[QUOTED PASSAGE Boundary: Start]
LGBT+ refugees and asylum seekers are being excluded from crucial coronavirus relief packages offered by the South African government, multiple human rights groups have warned.
South Africa is a common destination for those fleeing countries that persecute sexual minorities, as 33 out of the 70 countries that criminalise homosexuality are in Africa.
But queer people arriving in the country have little access to basic amenities and are now facing starvation amid the ongoing lockdown.
The pandemic has cut them off from working in the informal trades that previously sustained them, including restaurants, bars, or sex work, and they are not eligible to receive government social grants or food parcels, as these are are distributed only to those with South African identity cards and Social Security cards.
Human Rights Watch is appealing to the country’s government to take urgent steps to help these migrants, who were already living on the economic margins before the pandemic began.
“The Ramaphosa administration should either ensure access to food for thousands of refugees and asylum seekers, or say that it can’t meet the need and seek donors to step in and provide assistance,” said Dewa Mavhinga, southern Africa director at Human Rights Watch.
“The government is ignoring the plight of refugees and asylum seekers currently confined in their homes and unable to work to provide for themselves.”
After hearing desperate pleas from refugees and asylum seekers, Human Rights Watch raised the issue with the South African Human Rights Commission.
The Commission confirmed receiving similar reports and pressed the authorities to extend support for these marginalised people during the coronavirus lockdown.
Their calls of alarm were joined by the African Commission on Human and Peoples’ Rights. The ACHPR delivered an urgent appeal to South African President Cyril Ramaphosa, expressing concern at the lack of protection for vulnerable groups, which includes LGBT+ migrants.
“South Africa should make special efforts to protect the most vulnerable in the country and ensure that refugees and asylum seekers are not overlooked or forgotten,” Mavhinga said.
“The authorities should act and seek donor support to avert an imminent humanitarian catastrophe.”
[QUOTED PASSAGE Boundary: End]
YOUR TASK: Rewrite the passage on LGBT+ refugees in South Africa, starting with "LGBT+ refugees and" and going on through "are in Africa.", and replace "crucial" with "essential".
[DATASET RECORDS Boundary: Start]
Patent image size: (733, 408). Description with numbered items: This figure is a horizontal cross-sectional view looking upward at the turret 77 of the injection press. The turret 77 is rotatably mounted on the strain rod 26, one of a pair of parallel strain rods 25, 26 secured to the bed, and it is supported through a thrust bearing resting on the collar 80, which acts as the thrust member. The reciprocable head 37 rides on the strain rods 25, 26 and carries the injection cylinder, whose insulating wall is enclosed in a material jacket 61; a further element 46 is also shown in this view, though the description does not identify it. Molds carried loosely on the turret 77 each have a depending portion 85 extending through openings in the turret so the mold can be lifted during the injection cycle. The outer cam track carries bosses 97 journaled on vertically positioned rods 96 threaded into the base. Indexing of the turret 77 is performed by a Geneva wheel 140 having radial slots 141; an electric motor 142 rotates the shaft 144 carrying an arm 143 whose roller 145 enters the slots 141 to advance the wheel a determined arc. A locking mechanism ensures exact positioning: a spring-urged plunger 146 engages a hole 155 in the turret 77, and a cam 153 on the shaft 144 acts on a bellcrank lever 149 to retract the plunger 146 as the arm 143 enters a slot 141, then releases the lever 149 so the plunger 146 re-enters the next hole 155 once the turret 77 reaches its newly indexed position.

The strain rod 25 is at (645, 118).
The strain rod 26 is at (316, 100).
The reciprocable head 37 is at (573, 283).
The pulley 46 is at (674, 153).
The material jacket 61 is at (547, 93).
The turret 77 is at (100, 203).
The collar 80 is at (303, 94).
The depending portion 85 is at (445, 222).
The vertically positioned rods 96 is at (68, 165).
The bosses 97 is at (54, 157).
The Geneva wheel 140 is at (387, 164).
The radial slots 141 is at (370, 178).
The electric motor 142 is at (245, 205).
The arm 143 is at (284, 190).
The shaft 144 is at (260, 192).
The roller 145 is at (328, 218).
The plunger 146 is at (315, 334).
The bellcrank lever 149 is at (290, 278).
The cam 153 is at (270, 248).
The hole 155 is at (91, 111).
[DATASET RECORDS Boundary: End]
RESPONSE AREA:
LGBT+ refugees and asylum seekers are being excluded from essential coronavirus relief packages offered by the South African government, multiple human rights groups have warned.
South Africa is a common destination for those fleeing countries that persecute sexual minorities, as 33 out of the 70 countries that criminalise homosexuality are in Africa.